■ SET PROBLEM: Gather all lines with the word "merupakan" in them.

Saved entries
[start]

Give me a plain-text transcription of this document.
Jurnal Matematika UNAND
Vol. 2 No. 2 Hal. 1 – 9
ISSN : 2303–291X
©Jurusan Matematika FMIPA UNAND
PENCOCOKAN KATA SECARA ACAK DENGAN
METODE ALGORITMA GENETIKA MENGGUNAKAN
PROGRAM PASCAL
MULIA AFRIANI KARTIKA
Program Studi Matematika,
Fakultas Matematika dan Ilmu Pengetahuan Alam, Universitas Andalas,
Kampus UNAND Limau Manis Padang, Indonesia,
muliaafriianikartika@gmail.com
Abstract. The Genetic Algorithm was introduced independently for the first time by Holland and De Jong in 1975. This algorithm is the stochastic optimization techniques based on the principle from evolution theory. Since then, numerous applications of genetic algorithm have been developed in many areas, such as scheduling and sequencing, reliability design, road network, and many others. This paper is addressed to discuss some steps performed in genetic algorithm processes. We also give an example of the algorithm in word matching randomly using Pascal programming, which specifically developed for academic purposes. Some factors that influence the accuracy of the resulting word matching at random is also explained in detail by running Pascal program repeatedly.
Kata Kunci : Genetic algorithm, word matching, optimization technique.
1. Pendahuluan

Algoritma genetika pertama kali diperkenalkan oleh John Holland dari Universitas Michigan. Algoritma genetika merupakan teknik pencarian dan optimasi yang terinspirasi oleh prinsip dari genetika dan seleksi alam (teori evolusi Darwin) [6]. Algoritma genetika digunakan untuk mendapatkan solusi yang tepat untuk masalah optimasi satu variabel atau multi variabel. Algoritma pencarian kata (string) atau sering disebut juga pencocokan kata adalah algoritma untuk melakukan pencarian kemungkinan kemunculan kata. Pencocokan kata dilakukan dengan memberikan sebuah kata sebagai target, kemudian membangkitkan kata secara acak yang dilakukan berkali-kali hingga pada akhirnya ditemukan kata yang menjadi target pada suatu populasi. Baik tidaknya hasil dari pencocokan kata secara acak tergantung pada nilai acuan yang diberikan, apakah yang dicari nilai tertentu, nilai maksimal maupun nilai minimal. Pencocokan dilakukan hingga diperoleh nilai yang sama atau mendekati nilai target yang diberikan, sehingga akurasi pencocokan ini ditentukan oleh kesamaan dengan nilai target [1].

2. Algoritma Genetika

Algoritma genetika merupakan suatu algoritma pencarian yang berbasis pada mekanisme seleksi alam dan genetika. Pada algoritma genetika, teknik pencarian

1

[end]

■ EXERCISE SOLUTION:
Algoritma genetika pertama kali diperkenalkan oleh John Holland dari Universitas Michigan. Algoritma genetika merupakan teknik pencarian dan optimasi yang terinspirasi oleh prinsip dari genetika dan seleksi alam (teori evolusi Darwin) [6]. Algoritma genetika digunakan untuk mendapatkan solusi yang tepat untuk masalah optimasi satu variabel atau multi variabel. Algoritma pencarian kata (string) atau sering disebut juga pencocokan kata adalah algoritma untuk melakukan pencarian kemungkinan kemunculan kata. Pencocokan kata dilakukan dengan memberikan sebuah kata sebagai target, kemudian membangkitkan kata secara acak yang dilakukan berkali-kali hingga pada akhirnya ditemukan kata yang menjadi target pada suatu populasi. Baik tidaknya hasil dari pencocokan kata secara acak tergantung pada nilai acuan yang diberikan, apakah yang dicari nilai tertentu, nilai maksimal maupun nilai minimal. Pencocokan dilakukan hingga diperoleh nilai yang sama atau mendekati nilai target yang diberikan, sehingga akurasi pencocokan ini ditentukan oleh kesamaan dengan nilai target [1].
Algoritma genetika merupakan suatu algoritma pencarian yang berbasis pada mekanisme seleksi alam dan genetika. Pada algoritma genetika, teknik pencarian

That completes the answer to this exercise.